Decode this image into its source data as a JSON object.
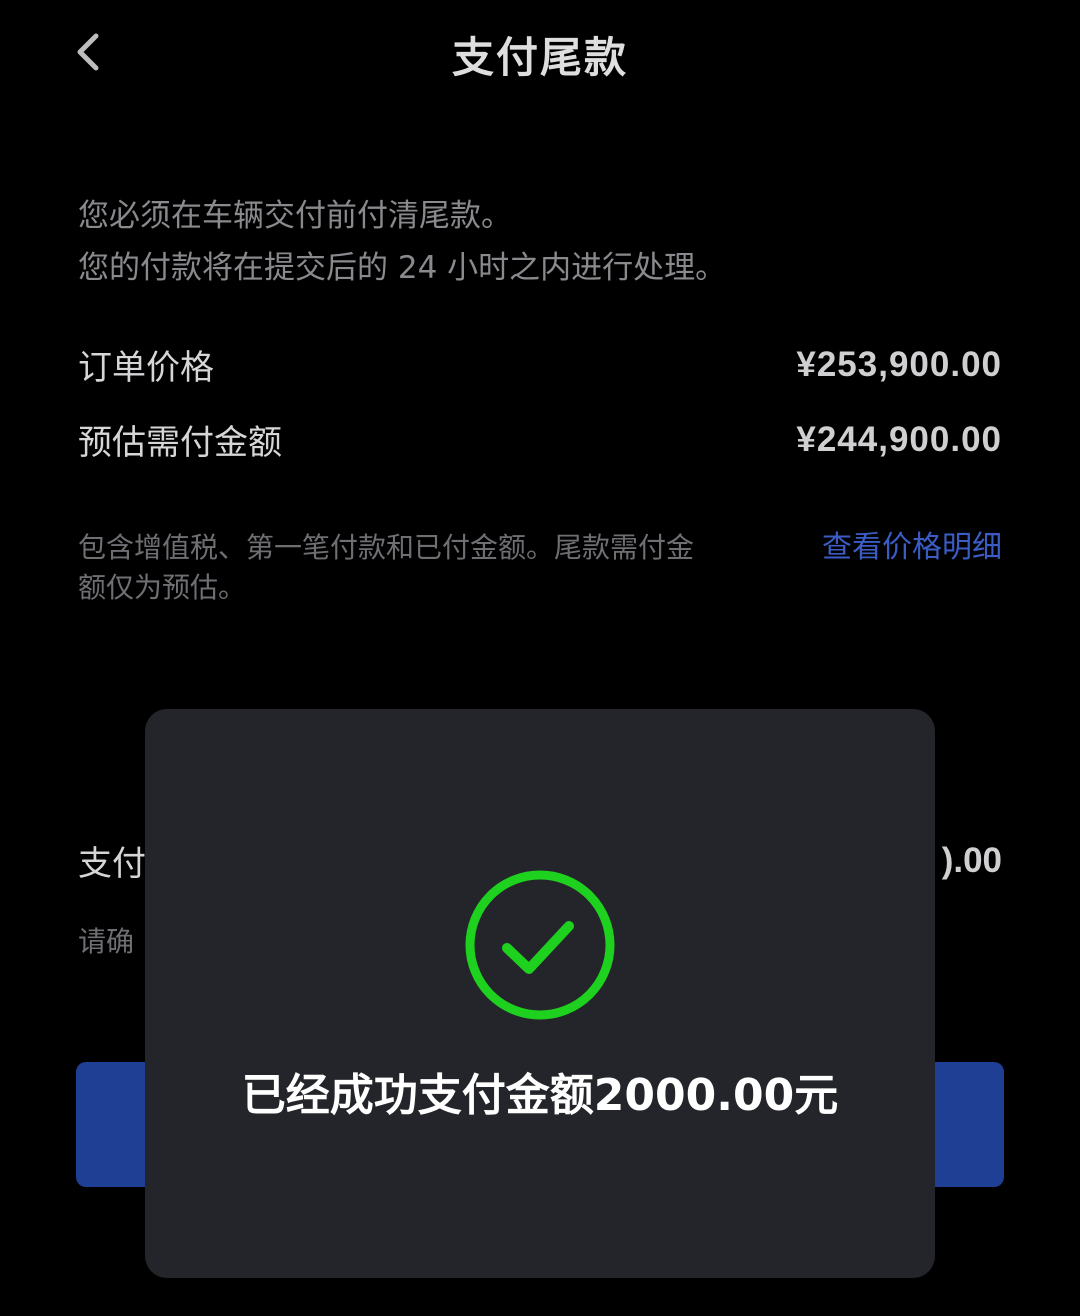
{
  "header": {
    "title": "支付尾款",
    "back_icon": "chevron-left-icon"
  },
  "intro": {
    "line1": "您必须在车辆交付前付清尾款。",
    "line2": "您的付款将在提交后的 24 小时之内进行处理。"
  },
  "prices": {
    "order_label": "订单价格",
    "order_value": "¥253,900.00",
    "estimate_label": "预估需付金额",
    "estimate_value": "¥244,900.00"
  },
  "note": {
    "text": "包含增值税、第一笔付款和已付金额。尾款需付金额仅为预估。",
    "link": "查看价格明细"
  },
  "payment": {
    "label_partial": "支付",
    "value_partial": ").00",
    "confirm_partial": "请确"
  },
  "toast": {
    "message": "已经成功支付金额2000.00元",
    "icon": "check-circle-icon",
    "icon_color": "#1fd11f"
  },
  "colors": {
    "background": "#000000",
    "toast_bg": "#23252a",
    "link": "#3a5cc4",
    "button": "#1f3f94"
  }
}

## EXERCISE REQUIREMENTS
Leave out the pictures and give the rest of the records again exactly.

## FINAL ANSWER
Decode this image into its source data as a JSON object.
{
  "header": {
    "title": "支付尾款",
    "back_icon": "chevron-left-icon"
  },
  "intro": {
    "line1": "您必须在车辆交付前付清尾款。",
    "line2": "您的付款将在提交后的 24 小时之内进行处理。"
  },
  "prices": {
    "order_label": "订单价格",
    "order_value": "¥253,900.00",
    "estimate_label": "预估需付金额",
    "estimate_value": "¥244,900.00"
  },
  "note": {
    "text": "包含增值税、第一笔付款和已付金额。尾款需付金额仅为预估。",
    "link": "查看价格明细"
  },
  "payment": {
    "label_partial": "支付",
    "value_partial": ").00",
    "confirm_partial": "请确"
  },
  "toast": {
    "message": "已经成功支付金额2000.00元",
    "icon": "check-circle-icon",
    "icon_color": "#1fd11f"
  },
  "colors": {
    "background": "#000000",
    "toast_bg": "#23252a",
    "link": "#3a5cc4",
    "button": "#1f3f94"
  }
}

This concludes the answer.